The input
— begin —
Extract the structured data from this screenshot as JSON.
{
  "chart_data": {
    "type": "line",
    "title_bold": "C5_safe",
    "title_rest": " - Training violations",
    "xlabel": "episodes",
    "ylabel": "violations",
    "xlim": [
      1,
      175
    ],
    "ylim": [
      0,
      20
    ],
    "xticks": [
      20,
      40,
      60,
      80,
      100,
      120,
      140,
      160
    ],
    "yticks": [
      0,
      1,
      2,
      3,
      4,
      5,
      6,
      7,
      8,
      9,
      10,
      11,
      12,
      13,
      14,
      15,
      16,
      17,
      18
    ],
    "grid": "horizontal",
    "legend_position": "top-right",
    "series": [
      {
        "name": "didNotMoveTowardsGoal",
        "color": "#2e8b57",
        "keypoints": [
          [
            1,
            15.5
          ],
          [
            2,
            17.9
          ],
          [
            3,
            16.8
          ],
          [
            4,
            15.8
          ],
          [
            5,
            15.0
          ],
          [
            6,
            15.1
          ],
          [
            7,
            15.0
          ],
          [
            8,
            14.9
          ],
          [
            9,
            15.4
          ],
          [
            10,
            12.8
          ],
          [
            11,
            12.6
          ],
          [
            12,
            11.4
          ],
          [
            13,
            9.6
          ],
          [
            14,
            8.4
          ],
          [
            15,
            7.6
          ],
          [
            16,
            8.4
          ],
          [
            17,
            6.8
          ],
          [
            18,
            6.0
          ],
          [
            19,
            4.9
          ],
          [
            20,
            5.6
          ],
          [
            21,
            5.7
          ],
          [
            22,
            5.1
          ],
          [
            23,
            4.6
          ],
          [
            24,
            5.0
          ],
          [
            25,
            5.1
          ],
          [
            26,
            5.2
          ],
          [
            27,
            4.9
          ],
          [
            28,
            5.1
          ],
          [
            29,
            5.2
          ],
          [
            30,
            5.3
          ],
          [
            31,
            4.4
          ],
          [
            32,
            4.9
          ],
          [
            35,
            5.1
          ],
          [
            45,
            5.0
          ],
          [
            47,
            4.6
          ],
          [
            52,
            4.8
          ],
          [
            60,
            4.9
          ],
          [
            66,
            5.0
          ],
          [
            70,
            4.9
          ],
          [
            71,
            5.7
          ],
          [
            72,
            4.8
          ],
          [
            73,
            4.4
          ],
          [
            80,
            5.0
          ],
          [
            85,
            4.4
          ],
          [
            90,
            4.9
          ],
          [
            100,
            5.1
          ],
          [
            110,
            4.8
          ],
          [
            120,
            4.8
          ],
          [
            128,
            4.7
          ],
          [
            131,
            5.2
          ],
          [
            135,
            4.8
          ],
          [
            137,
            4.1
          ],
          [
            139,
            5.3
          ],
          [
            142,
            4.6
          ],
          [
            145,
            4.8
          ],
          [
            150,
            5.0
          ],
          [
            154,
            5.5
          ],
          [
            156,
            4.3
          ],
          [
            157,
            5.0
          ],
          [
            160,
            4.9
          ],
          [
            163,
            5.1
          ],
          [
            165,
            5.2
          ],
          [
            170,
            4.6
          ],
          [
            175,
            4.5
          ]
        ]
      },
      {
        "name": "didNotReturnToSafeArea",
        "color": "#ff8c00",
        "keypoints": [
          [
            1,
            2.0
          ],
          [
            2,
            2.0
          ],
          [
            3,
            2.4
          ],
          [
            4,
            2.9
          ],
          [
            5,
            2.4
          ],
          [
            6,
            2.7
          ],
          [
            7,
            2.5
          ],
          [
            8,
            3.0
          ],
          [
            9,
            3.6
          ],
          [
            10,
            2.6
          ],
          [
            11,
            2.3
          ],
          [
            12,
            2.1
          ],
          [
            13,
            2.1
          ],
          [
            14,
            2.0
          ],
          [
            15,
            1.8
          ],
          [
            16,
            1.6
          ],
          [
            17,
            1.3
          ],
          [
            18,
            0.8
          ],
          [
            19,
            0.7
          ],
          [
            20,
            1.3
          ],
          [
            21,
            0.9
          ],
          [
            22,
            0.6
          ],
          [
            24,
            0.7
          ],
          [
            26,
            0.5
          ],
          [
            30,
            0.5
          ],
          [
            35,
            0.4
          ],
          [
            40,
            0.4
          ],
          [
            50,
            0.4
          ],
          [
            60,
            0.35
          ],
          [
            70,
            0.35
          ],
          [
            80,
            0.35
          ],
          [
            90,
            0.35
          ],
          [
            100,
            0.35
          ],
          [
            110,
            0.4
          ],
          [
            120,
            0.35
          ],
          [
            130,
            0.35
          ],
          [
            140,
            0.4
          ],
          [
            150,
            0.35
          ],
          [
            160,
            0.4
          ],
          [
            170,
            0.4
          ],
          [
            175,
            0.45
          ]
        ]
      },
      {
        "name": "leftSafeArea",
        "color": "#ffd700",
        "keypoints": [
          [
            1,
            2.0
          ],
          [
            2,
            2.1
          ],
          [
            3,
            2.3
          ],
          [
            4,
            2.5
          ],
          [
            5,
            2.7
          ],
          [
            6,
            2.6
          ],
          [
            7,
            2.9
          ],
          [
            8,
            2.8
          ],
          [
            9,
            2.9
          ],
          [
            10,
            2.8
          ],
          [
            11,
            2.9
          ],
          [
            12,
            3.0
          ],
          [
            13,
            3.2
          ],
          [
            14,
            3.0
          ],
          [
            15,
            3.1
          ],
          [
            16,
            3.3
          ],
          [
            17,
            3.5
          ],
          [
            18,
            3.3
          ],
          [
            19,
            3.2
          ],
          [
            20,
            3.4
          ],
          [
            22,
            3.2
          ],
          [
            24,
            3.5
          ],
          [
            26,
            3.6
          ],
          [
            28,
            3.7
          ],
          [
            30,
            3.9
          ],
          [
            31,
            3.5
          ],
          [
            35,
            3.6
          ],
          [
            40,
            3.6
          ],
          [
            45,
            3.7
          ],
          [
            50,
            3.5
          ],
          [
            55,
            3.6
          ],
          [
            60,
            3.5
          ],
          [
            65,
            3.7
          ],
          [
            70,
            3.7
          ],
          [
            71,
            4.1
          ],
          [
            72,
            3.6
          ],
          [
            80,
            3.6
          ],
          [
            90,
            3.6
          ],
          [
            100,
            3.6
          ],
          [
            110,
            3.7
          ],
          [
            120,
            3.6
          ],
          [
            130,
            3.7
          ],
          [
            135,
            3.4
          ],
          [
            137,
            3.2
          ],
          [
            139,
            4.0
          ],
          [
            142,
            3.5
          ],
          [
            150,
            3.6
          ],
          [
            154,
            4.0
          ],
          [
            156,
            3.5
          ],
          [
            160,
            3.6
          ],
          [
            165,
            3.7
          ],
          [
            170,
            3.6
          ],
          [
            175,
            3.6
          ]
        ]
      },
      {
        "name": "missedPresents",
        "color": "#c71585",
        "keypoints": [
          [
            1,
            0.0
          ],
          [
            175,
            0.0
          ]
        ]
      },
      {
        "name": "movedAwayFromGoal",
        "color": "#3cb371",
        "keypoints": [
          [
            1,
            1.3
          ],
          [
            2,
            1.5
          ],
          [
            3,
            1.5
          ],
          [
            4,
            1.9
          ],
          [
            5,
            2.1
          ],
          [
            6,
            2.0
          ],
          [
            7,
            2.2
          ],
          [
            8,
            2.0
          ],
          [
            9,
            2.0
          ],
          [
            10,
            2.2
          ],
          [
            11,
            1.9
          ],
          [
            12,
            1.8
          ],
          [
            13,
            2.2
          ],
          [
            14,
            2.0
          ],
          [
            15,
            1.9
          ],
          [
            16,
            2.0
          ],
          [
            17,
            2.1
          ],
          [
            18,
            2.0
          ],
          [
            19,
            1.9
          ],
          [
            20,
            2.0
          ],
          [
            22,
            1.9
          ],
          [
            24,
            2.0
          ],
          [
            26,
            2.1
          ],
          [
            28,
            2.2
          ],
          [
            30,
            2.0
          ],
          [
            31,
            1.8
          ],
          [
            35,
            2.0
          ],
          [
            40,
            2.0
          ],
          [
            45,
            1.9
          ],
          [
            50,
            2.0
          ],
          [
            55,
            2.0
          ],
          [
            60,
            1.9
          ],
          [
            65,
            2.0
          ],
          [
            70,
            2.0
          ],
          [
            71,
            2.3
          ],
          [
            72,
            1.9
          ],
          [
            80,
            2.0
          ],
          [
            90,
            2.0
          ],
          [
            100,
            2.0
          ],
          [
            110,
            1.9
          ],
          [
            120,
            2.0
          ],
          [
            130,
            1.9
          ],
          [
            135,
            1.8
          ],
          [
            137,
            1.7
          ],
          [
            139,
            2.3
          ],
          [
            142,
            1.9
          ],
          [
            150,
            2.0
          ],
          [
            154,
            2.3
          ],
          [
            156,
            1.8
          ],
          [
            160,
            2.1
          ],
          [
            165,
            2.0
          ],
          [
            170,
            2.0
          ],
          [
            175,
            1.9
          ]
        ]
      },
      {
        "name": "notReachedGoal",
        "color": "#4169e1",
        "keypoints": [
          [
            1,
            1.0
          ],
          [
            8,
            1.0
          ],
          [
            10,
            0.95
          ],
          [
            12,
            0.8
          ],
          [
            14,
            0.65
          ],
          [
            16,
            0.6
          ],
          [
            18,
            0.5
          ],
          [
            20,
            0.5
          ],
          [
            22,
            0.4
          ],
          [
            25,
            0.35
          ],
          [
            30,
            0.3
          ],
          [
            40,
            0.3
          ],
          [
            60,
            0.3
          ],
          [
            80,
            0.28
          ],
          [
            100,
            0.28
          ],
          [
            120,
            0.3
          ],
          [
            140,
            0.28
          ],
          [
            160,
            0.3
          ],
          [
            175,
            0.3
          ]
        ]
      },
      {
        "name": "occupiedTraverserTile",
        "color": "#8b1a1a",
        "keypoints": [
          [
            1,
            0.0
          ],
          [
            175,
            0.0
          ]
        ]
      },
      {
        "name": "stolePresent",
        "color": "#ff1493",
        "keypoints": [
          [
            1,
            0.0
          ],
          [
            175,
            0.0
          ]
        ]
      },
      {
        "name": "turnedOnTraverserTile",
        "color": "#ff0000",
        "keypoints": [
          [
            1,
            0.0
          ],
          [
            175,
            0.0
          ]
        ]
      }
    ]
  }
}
— end —
Task directions
Search the data for the word "color" and copy each line where it appears.

Expected answer
        "color": "#2e8b57",
        "color": "#ff8c00",
        "color": "#ffd700",
        "color": "#c71585",
        "color": "#3cb371",
        "color": "#4169e1",
        "color": "#8b1a1a",
        "color": "#ff1493",
        "color": "#ff0000",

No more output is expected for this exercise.